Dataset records
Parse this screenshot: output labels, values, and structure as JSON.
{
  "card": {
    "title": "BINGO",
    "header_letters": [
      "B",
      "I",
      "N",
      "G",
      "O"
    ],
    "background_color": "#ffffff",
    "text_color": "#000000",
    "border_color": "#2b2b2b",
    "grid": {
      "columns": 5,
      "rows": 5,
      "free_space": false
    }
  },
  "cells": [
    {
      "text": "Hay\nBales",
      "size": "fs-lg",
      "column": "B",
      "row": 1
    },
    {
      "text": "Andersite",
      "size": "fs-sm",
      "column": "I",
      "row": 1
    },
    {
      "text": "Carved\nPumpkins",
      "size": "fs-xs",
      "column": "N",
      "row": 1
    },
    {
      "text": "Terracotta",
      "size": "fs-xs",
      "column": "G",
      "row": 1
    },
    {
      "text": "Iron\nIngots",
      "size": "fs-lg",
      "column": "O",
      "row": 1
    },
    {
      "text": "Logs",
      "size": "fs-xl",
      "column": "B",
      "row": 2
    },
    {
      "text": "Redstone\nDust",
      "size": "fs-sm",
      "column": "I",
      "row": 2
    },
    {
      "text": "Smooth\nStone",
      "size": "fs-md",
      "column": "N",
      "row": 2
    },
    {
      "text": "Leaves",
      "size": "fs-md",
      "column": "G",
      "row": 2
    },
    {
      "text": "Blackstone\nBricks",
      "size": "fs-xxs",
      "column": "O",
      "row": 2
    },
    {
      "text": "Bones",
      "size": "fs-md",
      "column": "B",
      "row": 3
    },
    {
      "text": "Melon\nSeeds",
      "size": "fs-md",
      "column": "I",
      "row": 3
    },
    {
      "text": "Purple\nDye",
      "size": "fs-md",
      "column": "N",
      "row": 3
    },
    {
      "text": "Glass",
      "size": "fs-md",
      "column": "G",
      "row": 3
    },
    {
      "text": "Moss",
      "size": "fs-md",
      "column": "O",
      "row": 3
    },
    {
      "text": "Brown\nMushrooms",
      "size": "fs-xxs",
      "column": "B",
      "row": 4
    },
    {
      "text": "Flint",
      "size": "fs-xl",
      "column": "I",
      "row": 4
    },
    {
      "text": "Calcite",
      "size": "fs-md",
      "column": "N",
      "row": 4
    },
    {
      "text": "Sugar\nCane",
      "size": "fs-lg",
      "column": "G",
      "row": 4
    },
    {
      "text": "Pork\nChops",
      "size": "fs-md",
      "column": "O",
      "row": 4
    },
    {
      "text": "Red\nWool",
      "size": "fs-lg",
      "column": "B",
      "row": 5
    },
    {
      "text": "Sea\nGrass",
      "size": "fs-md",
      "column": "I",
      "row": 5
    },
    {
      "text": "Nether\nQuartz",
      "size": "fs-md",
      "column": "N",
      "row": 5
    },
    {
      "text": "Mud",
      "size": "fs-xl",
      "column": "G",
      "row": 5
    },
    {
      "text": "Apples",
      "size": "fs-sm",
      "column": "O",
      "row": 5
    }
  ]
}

Objective: Write the whole listing out again. Keep every line exactly as it is.

Answer to this exercise:
Parse this screenshot: output labels, values, and structure as JSON.
{
  "card": {
    "title": "BINGO",
    "header_letters": [
      "B",
      "I",
      "N",
      "G",
      "O"
    ],
    "background_color": "#ffffff",
    "text_color": "#000000",
    "border_color": "#2b2b2b",
    "grid": {
      "columns": 5,
      "rows": 5,
      "free_space": false
    }
  },
  "cells": [
    {
      "text": "Hay\nBales",
      "size": "fs-lg",
      "column": "B",
      "row": 1
    },
    {
      "text": "Andersite",
      "size": "fs-sm",
      "column": "I",
      "row": 1
    },
    {
      "text": "Carved\nPumpkins",
      "size": "fs-xs",
      "column": "N",
      "row": 1
    },
    {
      "text": "Terracotta",
      "size": "fs-xs",
      "column": "G",
      "row": 1
    },
    {
      "text": "Iron\nIngots",
      "size": "fs-lg",
      "column": "O",
      "row": 1
    },
    {
      "text": "Logs",
      "size": "fs-xl",
      "column": "B",
      "row": 2
    },
    {
      "text": "Redstone\nDust",
      "size": "fs-sm",
      "column": "I",
      "row": 2
    },
    {
      "text": "Smooth\nStone",
      "size": "fs-md",
      "column": "N",
      "row": 2
    },
    {
      "text": "Leaves",
      "size": "fs-md",
      "column": "G",
      "row": 2
    },
    {
      "text": "Blackstone\nBricks",
      "size": "fs-xxs",
      "column": "O",
      "row": 2
    },
    {
      "text": "Bones",
      "size": "fs-md",
      "column": "B",
      "row": 3
    },
    {
      "text": "Melon\nSeeds",
      "size": "fs-md",
      "column": "I",
      "row": 3
    },
    {
      "text": "Purple\nDye",
      "size": "fs-md",
      "column": "N",
      "row": 3
    },
    {
      "text": "Glass",
      "size": "fs-md",
      "column": "G",
      "row": 3
    },
    {
      "text": "Moss",
      "size": "fs-md",
      "column": "O",
      "row": 3
    },
    {
      "text": "Brown\nMushrooms",
      "size": "fs-xxs",
      "column": "B",
      "row": 4
    },
    {
      "text": "Flint",
      "size": "fs-xl",
      "column": "I",
      "row": 4
    },
    {
      "text": "Calcite",
      "size": "fs-md",
      "column": "N",
      "row": 4
    },
    {
      "text": "Sugar\nCane",
      "size": "fs-lg",
      "column": "G",
      "row": 4
    },
    {
      "text": "Pork\nChops",
      "size": "fs-md",
      "column": "O",
      "row": 4
    },
    {
      "text": "Red\nWool",
      "size": "fs-lg",
      "column": "B",
      "row": 5
    },
    {
      "text": "Sea\nGrass",
      "size": "fs-md",
      "column": "I",
      "row": 5
    },
    {
      "text": "Nether\nQuartz",
      "size": "fs-md",
      "column": "N",
      "row": 5
    },
    {
      "text": "Mud",
      "size": "fs-xl",
      "column": "G",
      "row": 5
    },
    {
      "text": "Apples",
      "size": "fs-sm",
      "column": "O",
      "row": 5
    }
  ]
}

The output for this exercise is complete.